↓

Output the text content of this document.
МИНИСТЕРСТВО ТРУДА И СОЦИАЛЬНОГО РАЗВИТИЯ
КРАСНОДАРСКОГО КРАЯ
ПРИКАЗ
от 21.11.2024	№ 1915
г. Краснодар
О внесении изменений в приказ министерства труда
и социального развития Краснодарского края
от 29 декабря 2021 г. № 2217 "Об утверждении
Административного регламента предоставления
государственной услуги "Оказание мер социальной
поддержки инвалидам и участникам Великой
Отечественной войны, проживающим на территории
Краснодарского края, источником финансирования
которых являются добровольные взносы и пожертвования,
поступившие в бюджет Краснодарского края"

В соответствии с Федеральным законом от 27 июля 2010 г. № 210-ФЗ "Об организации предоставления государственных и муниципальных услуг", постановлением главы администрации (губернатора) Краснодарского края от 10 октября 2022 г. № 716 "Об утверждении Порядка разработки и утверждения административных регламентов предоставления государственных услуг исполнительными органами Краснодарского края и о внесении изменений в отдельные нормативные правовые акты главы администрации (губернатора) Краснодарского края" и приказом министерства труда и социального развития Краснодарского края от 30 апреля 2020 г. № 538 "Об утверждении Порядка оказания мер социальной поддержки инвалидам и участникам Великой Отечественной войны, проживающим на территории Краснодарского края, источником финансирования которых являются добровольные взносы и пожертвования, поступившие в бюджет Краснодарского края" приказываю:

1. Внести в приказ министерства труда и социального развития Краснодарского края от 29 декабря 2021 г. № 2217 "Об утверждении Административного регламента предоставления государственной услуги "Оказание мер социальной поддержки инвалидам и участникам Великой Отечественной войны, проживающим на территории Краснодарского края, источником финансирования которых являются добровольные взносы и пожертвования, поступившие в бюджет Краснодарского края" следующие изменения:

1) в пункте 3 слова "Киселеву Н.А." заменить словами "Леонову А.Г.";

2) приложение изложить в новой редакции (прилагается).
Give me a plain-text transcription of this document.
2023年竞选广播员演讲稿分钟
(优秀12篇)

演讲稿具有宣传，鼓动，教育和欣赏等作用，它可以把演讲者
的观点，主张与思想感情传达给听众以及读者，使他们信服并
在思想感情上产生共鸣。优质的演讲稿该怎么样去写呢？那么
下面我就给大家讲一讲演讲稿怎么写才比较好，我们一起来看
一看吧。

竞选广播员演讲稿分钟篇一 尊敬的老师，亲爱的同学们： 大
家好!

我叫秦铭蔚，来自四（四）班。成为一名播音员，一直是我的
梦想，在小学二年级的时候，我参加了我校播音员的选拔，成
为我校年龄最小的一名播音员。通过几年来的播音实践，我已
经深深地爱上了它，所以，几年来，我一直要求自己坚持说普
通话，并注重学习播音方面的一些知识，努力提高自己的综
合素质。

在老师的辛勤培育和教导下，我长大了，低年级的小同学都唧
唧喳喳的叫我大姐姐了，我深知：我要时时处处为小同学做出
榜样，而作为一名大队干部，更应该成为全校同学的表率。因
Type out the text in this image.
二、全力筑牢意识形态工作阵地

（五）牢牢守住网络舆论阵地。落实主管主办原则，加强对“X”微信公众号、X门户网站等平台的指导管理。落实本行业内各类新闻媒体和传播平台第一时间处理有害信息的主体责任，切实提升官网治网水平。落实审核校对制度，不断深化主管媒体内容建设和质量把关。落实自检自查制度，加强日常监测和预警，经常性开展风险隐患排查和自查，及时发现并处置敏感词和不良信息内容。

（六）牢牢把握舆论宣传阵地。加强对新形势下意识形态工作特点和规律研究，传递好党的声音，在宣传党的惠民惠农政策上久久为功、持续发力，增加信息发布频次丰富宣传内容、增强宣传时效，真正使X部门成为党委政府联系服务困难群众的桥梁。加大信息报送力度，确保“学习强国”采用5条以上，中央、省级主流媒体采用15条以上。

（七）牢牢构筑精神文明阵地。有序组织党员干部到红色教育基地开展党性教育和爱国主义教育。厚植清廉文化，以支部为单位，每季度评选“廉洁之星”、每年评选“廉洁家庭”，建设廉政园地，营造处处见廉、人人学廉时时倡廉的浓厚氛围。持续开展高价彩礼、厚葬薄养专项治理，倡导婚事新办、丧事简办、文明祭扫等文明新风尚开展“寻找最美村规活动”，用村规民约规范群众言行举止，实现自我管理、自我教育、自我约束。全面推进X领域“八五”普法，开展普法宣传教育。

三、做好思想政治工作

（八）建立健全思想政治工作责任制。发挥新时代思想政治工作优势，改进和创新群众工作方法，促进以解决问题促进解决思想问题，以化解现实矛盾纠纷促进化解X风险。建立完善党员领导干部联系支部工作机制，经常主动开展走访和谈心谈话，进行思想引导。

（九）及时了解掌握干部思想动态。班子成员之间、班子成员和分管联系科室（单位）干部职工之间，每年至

↑

Exercise brief
From the listing above, copy every line that holds the string "text".

In response
Output the text content of this document.
Give me a plain-text transcription of this document.
Type out the text in this image.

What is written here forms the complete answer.